## Data supplied
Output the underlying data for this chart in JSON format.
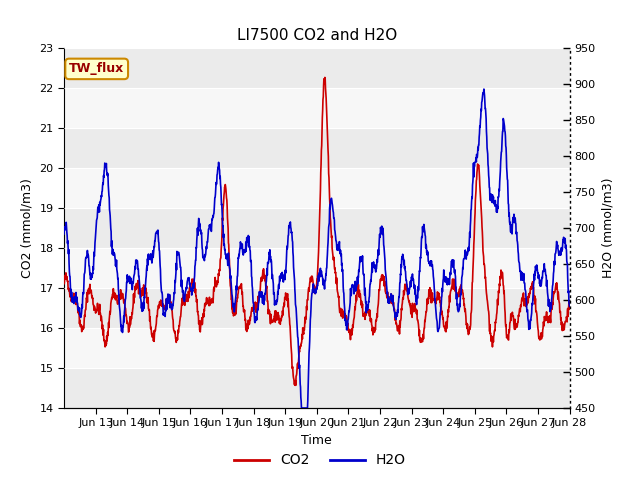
{
  "title": "LI7500 CO2 and H2O",
  "xlabel": "Time",
  "ylabel_left": "CO2 (mmol/m3)",
  "ylabel_right": "H2O (mmol/m3)",
  "annotation": "TW_flux",
  "co2_ylim": [
    14.0,
    23.0
  ],
  "h2o_ylim": [
    450,
    950
  ],
  "co2_yticks": [
    14.0,
    15.0,
    16.0,
    17.0,
    18.0,
    19.0,
    20.0,
    21.0,
    22.0,
    23.0
  ],
  "h2o_yticks": [
    450,
    500,
    550,
    600,
    650,
    700,
    750,
    800,
    850,
    900,
    950
  ],
  "x_tick_labels": [
    "Jun 13",
    "Jun 14",
    "Jun 15",
    "Jun 16",
    "Jun 17",
    "Jun 18",
    "Jun 19",
    "Jun 20",
    "Jun 21",
    "Jun 22",
    "Jun 23",
    "Jun 24",
    "Jun 25",
    "Jun 26",
    "Jun 27",
    "Jun 28"
  ],
  "co2_color": "#cc0000",
  "h2o_color": "#0000cc",
  "bg_color": "#ffffff",
  "band_light": "#ebebeb",
  "band_white": "#f7f7f7",
  "annotation_bg": "#ffffcc",
  "annotation_border": "#cc8800",
  "annotation_text_color": "#990000",
  "linewidth": 1.2,
  "legend_fontsize": 10,
  "title_fontsize": 11,
  "axis_fontsize": 9,
  "tick_fontsize": 8
}
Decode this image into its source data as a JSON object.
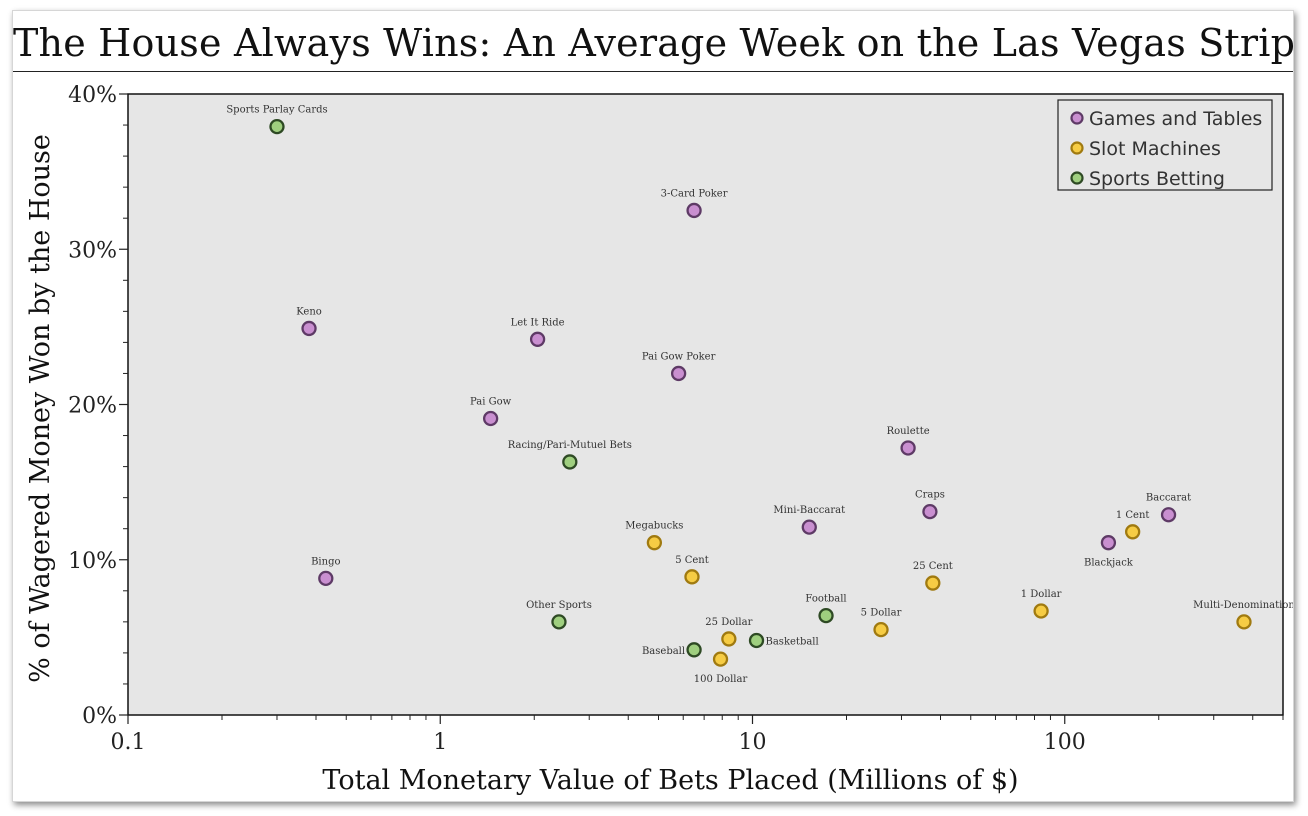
{
  "title": "The House Always Wins: An Average Week on the Las Vegas Strip",
  "chart_data": {
    "type": "scatter",
    "title": "The House Always Wins: An Average Week on the Las Vegas Strip",
    "xlabel": "Total Monetary Value of Bets Placed (Millions of $)",
    "ylabel": "% of Wagered Money Won by the House",
    "x_scale": "log",
    "xlim": [
      0.1,
      500
    ],
    "ylim": [
      0,
      40
    ],
    "x_ticks": [
      {
        "value": 0.1,
        "label": "0.1"
      },
      {
        "value": 1,
        "label": "1"
      },
      {
        "value": 10,
        "label": "10"
      },
      {
        "value": 100,
        "label": "100"
      }
    ],
    "y_ticks": [
      {
        "value": 0,
        "label": "0%"
      },
      {
        "value": 10,
        "label": "10%"
      },
      {
        "value": 20,
        "label": "20%"
      },
      {
        "value": 30,
        "label": "30%"
      },
      {
        "value": 40,
        "label": "40%"
      }
    ],
    "grid": false,
    "legend_position": "top-right",
    "series": [
      {
        "name": "Games and Tables",
        "fill": "#c98fd0",
        "stroke": "#5e3a66",
        "points": [
          {
            "label": "3-Card Poker",
            "x": 6.5,
            "y": 32.5,
            "pos": "above"
          },
          {
            "label": "Keno",
            "x": 0.38,
            "y": 24.9,
            "pos": "above"
          },
          {
            "label": "Let It Ride",
            "x": 2.05,
            "y": 24.2,
            "pos": "above"
          },
          {
            "label": "Pai Gow Poker",
            "x": 5.8,
            "y": 22.0,
            "pos": "above"
          },
          {
            "label": "Pai Gow",
            "x": 1.45,
            "y": 19.1,
            "pos": "above"
          },
          {
            "label": "Roulette",
            "x": 31.5,
            "y": 17.2,
            "pos": "above"
          },
          {
            "label": "Craps",
            "x": 37.0,
            "y": 13.1,
            "pos": "above"
          },
          {
            "label": "Baccarat",
            "x": 215,
            "y": 12.9,
            "pos": "above"
          },
          {
            "label": "Mini-Baccarat",
            "x": 15.2,
            "y": 12.1,
            "pos": "above"
          },
          {
            "label": "Blackjack",
            "x": 138,
            "y": 11.1,
            "pos": "below"
          },
          {
            "label": "Bingo",
            "x": 0.43,
            "y": 8.8,
            "pos": "above"
          }
        ]
      },
      {
        "name": "Slot Machines",
        "fill": "#f6cc44",
        "stroke": "#a07a10",
        "points": [
          {
            "label": "1 Cent",
            "x": 165,
            "y": 11.8,
            "pos": "above"
          },
          {
            "label": "Megabucks",
            "x": 4.85,
            "y": 11.1,
            "pos": "above"
          },
          {
            "label": "5 Cent",
            "x": 6.4,
            "y": 8.9,
            "pos": "above"
          },
          {
            "label": "25 Cent",
            "x": 37.8,
            "y": 8.5,
            "pos": "above"
          },
          {
            "label": "1 Dollar",
            "x": 84,
            "y": 6.7,
            "pos": "above"
          },
          {
            "label": "Multi-Denomination",
            "x": 375,
            "y": 6.0,
            "pos": "above"
          },
          {
            "label": "5 Dollar",
            "x": 25.8,
            "y": 5.5,
            "pos": "above"
          },
          {
            "label": "25 Dollar",
            "x": 8.4,
            "y": 4.9,
            "pos": "above"
          },
          {
            "label": "100 Dollar",
            "x": 7.9,
            "y": 3.6,
            "pos": "below"
          }
        ]
      },
      {
        "name": "Sports Betting",
        "fill": "#9fcf7f",
        "stroke": "#2e4a24",
        "points": [
          {
            "label": "Sports Parlay Cards",
            "x": 0.3,
            "y": 37.9,
            "pos": "above"
          },
          {
            "label": "Racing/Pari-Mutuel Bets",
            "x": 2.6,
            "y": 16.3,
            "pos": "above"
          },
          {
            "label": "Football",
            "x": 17.2,
            "y": 6.4,
            "pos": "above"
          },
          {
            "label": "Other Sports",
            "x": 2.4,
            "y": 6.0,
            "pos": "above"
          },
          {
            "label": "Basketball",
            "x": 10.3,
            "y": 4.8,
            "pos": "right"
          },
          {
            "label": "Baseball",
            "x": 6.5,
            "y": 4.2,
            "pos": "left"
          }
        ]
      }
    ]
  }
}
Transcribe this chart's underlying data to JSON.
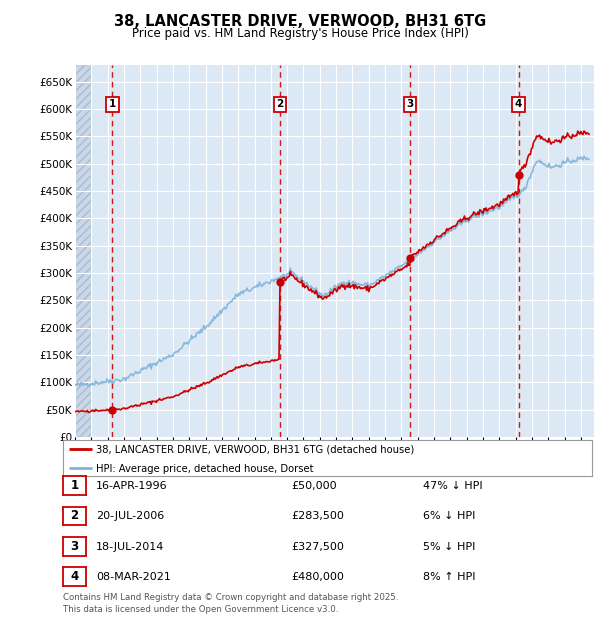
{
  "title": "38, LANCASTER DRIVE, VERWOOD, BH31 6TG",
  "subtitle": "Price paid vs. HM Land Registry's House Price Index (HPI)",
  "background_color": "#ffffff",
  "plot_bg_color": "#dce9f5",
  "grid_color": "#ffffff",
  "ylim": [
    0,
    680000
  ],
  "yticks": [
    0,
    50000,
    100000,
    150000,
    200000,
    250000,
    300000,
    350000,
    400000,
    450000,
    500000,
    550000,
    600000,
    650000
  ],
  "ytick_labels": [
    "£0",
    "£50K",
    "£100K",
    "£150K",
    "£200K",
    "£250K",
    "£300K",
    "£350K",
    "£400K",
    "£450K",
    "£500K",
    "£550K",
    "£600K",
    "£650K"
  ],
  "xlim_start": 1994.0,
  "xlim_end": 2025.8,
  "transactions": [
    {
      "num": 1,
      "year": 1996.29,
      "price": 50000
    },
    {
      "num": 2,
      "year": 2006.55,
      "price": 283500
    },
    {
      "num": 3,
      "year": 2014.54,
      "price": 327500
    },
    {
      "num": 4,
      "year": 2021.18,
      "price": 480000
    }
  ],
  "price_line_color": "#cc0000",
  "hpi_line_color": "#7fb3d9",
  "legend_house_label": "38, LANCASTER DRIVE, VERWOOD, BH31 6TG (detached house)",
  "legend_hpi_label": "HPI: Average price, detached house, Dorset",
  "footer": "Contains HM Land Registry data © Crown copyright and database right 2025.\nThis data is licensed under the Open Government Licence v3.0.",
  "table_rows": [
    {
      "num": 1,
      "date": "16-APR-1996",
      "price": "£50,000",
      "pct": "47% ↓ HPI"
    },
    {
      "num": 2,
      "date": "20-JUL-2006",
      "price": "£283,500",
      "pct": "6% ↓ HPI"
    },
    {
      "num": 3,
      "date": "18-JUL-2014",
      "price": "£327,500",
      "pct": "5% ↓ HPI"
    },
    {
      "num": 4,
      "date": "08-MAR-2021",
      "price": "£480,000",
      "pct": "8% ↑ HPI"
    }
  ]
}
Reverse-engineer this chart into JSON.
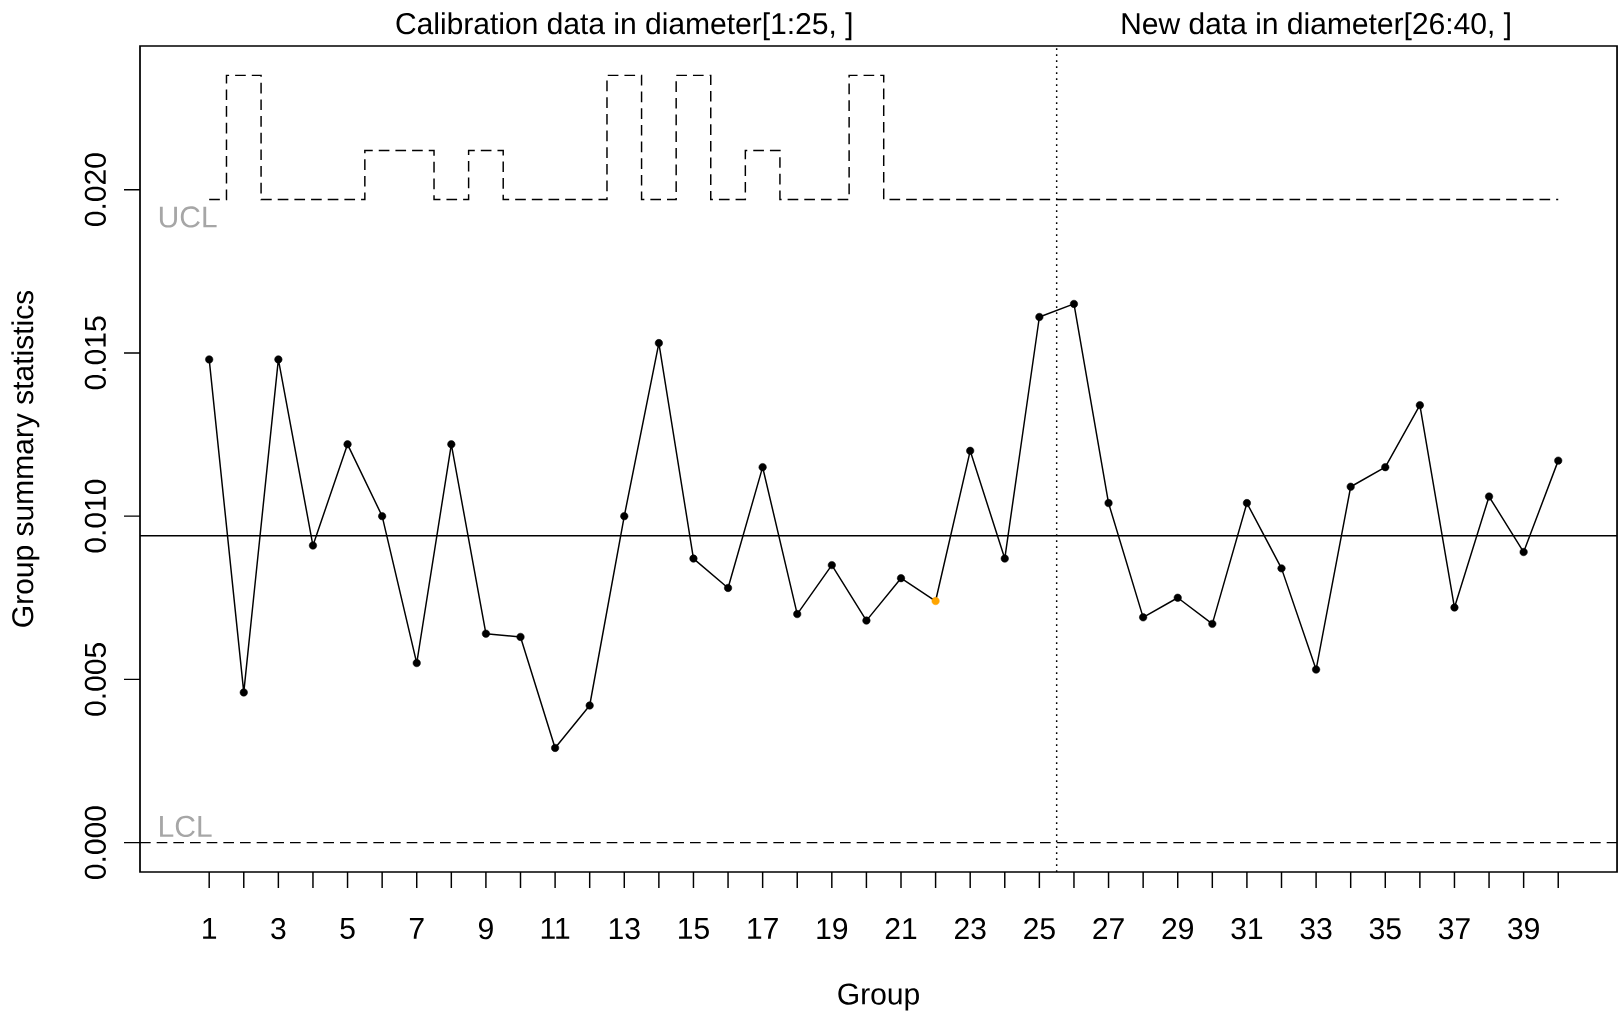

## Prompt
Skip the pictures, then retype every line above exactly.

## Finished task
Output the underlying data for this chart in JSON format.
{
  "title": "LI7500 CO2 and H2O",
  "xlabel": "Time",
  "ylabel_left": "CO2 (mmol/m3)",
  "ylabel_right": "H2O (mmol/m3)",
  "annotation": "TW_flux",
  "co2_ylim": [
    14.0,
    23.0
  ],
  "h2o_ylim": [
    450,
    950
  ],
  "co2_yticks": [
    14.0,
    15.0,
    16.0,
    17.0,
    18.0,
    19.0,
    20.0,
    21.0,
    22.0,
    23.0
  ],
  "h2o_yticks": [
    450,
    500,
    550,
    600,
    650,
    700,
    750,
    800,
    850,
    900,
    950
  ],
  "x_tick_labels": [
    "Jun 13",
    "Jun 14",
    "Jun 15",
    "Jun 16",
    "Jun 17",
    "Jun 18",
    "Jun 19",
    "Jun 20",
    "Jun 21",
    "Jun 22",
    "Jun 23",
    "Jun 24",
    "Jun 25",
    "Jun 26",
    "Jun 27",
    "Jun 28"
  ],
  "co2_color": "#cc0000",
  "h2o_color": "#0000cc",
  "bg_color": "#ffffff",
  "band_light": "#ebebeb",
  "band_white": "#f7f7f7",
  "annotation_bg": "#ffffcc",
  "annotation_border": "#cc8800",
  "annotation_text_color": "#990000",
  "linewidth": 1.2,
  "legend_fontsize": 10,
  "title_fontsize": 11,
  "axis_fontsize": 9,
  "tick_fontsize": 8
}
Decode this image into its source data as a JSON object.
{
  "title": "The House Always Wins: An Average Week on the Las Vegas Strip",
  "chart_data": {
    "type": "scatter",
    "title": "The House Always Wins: An Average Week on the Las Vegas Strip",
    "xlabel": "Total Monetary Value of Bets Placed (Millions of $)",
    "ylabel": "% of Wagered Money Won by the House",
    "x_scale": "log",
    "xlim": [
      0.1,
      500
    ],
    "ylim": [
      0,
      40
    ],
    "x_ticks": [
      {
        "value": 0.1,
        "label": "0.1"
      },
      {
        "value": 1,
        "label": "1"
      },
      {
        "value": 10,
        "label": "10"
      },
      {
        "value": 100,
        "label": "100"
      }
    ],
    "y_ticks": [
      {
        "value": 0,
        "label": "0%"
      },
      {
        "value": 10,
        "label": "10%"
      },
      {
        "value": 20,
        "label": "20%"
      },
      {
        "value": 30,
        "label": "30%"
      },
      {
        "value": 40,
        "label": "40%"
      }
    ],
    "grid": false,
    "legend_position": "top-right",
    "series": [
      {
        "name": "Games and Tables",
        "fill": "#c98fd0",
        "stroke": "#5e3a66",
        "points": [
          {
            "label": "3-Card Poker",
            "x": 6.5,
            "y": 32.5,
            "pos": "above"
          },
          {
            "label": "Keno",
            "x": 0.38,
            "y": 24.9,
            "pos": "above"
          },
          {
            "label": "Let It Ride",
            "x": 2.05,
            "y": 24.2,
            "pos": "above"
          },
          {
            "label": "Pai Gow Poker",
            "x": 5.8,
            "y": 22.0,
            "pos": "above"
          },
          {
            "label": "Pai Gow",
            "x": 1.45,
            "y": 19.1,
            "pos": "above"
          },
          {
            "label": "Roulette",
            "x": 31.5,
            "y": 17.2,
            "pos": "above"
          },
          {
            "label": "Craps",
            "x": 37.0,
            "y": 13.1,
            "pos": "above"
          },
          {
            "label": "Baccarat",
            "x": 215,
            "y": 12.9,
            "pos": "above"
          },
          {
            "label": "Mini-Baccarat",
            "x": 15.2,
            "y": 12.1,
            "pos": "above"
          },
          {
            "label": "Blackjack",
            "x": 138,
            "y": 11.1,
            "pos": "below"
          },
          {
            "label": "Bingo",
            "x": 0.43,
            "y": 8.8,
            "pos": "above"
          }
        ]
      },
      {
        "name": "Slot Machines",
        "fill": "#f6cc44",
        "stroke": "#a07a10",
        "points": [
          {
            "label": "1 Cent",
            "x": 165,
            "y": 11.8,
            "pos": "above"
          },
          {
            "label": "Megabucks",
            "x": 4.85,
            "y": 11.1,
            "pos": "above"
          },
          {
            "label": "5 Cent",
            "x": 6.4,
            "y": 8.9,
            "pos": "above"
          },
          {
            "label": "25 Cent",
            "x": 37.8,
            "y": 8.5,
            "pos": "above"
          },
          {
            "label": "1 Dollar",
            "x": 84,
            "y": 6.7,
            "pos": "above"
          },
          {
            "label": "Multi-Denomination",
            "x": 375,
            "y": 6.0,
            "pos": "above"
          },
          {
            "label": "5 Dollar",
            "x": 25.8,
            "y": 5.5,
            "pos": "above"
          },
          {
            "label": "25 Dollar",
            "x": 8.4,
            "y": 4.9,
            "pos": "above"
          },
          {
            "label": "100 Dollar",
            "x": 7.9,
            "y": 3.6,
            "pos": "below"
          }
        ]
      },
      {
        "name": "Sports Betting",
        "fill": "#9fcf7f",
        "stroke": "#2e4a24",
        "points": [
          {
            "label": "Sports Parlay Cards",
            "x": 0.3,
            "y": 37.9,
            "pos": "above"
          },
          {
            "label": "Racing/Pari-Mutuel Bets",
            "x": 2.6,
            "y": 16.3,
            "pos": "above"
          },
          {
            "label": "Football",
            "x": 17.2,
            "y": 6.4,
            "pos": "above"
          },
          {
            "label": "Other Sports",
            "x": 2.4,
            "y": 6.0,
            "pos": "above"
          },
          {
            "label": "Basketball",
            "x": 10.3,
            "y": 4.8,
            "pos": "right"
          },
          {
            "label": "Baseball",
            "x": 6.5,
            "y": 4.2,
            "pos": "left"
          }
        ]
      }
    ]
  }
}
Transcribe this chart's underlying data to JSON.
{
  "title": "38, LANCASTER DRIVE, VERWOOD, BH31 6TG",
  "subtitle": "Price paid vs. HM Land Registry's House Price Index (HPI)",
  "background_color": "#ffffff",
  "plot_bg_color": "#dce9f5",
  "grid_color": "#ffffff",
  "ylim": [
    0,
    680000
  ],
  "yticks": [
    0,
    50000,
    100000,
    150000,
    200000,
    250000,
    300000,
    350000,
    400000,
    450000,
    500000,
    550000,
    600000,
    650000
  ],
  "ytick_labels": [
    "£0",
    "£50K",
    "£100K",
    "£150K",
    "£200K",
    "£250K",
    "£300K",
    "£350K",
    "£400K",
    "£450K",
    "£500K",
    "£550K",
    "£600K",
    "£650K"
  ],
  "xlim_start": 1994.0,
  "xlim_end": 2025.8,
  "transactions": [
    {
      "num": 1,
      "year": 1996.29,
      "price": 50000
    },
    {
      "num": 2,
      "year": 2006.55,
      "price": 283500
    },
    {
      "num": 3,
      "year": 2014.54,
      "price": 327500
    },
    {
      "num": 4,
      "year": 2021.18,
      "price": 480000
    }
  ],
  "price_line_color": "#cc0000",
  "hpi_line_color": "#7fb3d9",
  "legend_house_label": "38, LANCASTER DRIVE, VERWOOD, BH31 6TG (detached house)",
  "legend_hpi_label": "HPI: Average price, detached house, Dorset",
  "footer": "Contains HM Land Registry data © Crown copyright and database right 2025.\nThis data is licensed under the Open Government Licence v3.0.",
  "table_rows": [
    {
      "num": 1,
      "date": "16-APR-1996",
      "price": "£50,000",
      "pct": "47% ↓ HPI"
    },
    {
      "num": 2,
      "date": "20-JUL-2006",
      "price": "£283,500",
      "pct": "6% ↓ HPI"
    },
    {
      "num": 3,
      "date": "18-JUL-2014",
      "price": "£327,500",
      "pct": "5% ↓ HPI"
    },
    {
      "num": 4,
      "date": "08-MAR-2021",
      "price": "£480,000",
      "pct": "8% ↑ HPI"
    }
  ]
}
Reverse-engineer this chart into JSON.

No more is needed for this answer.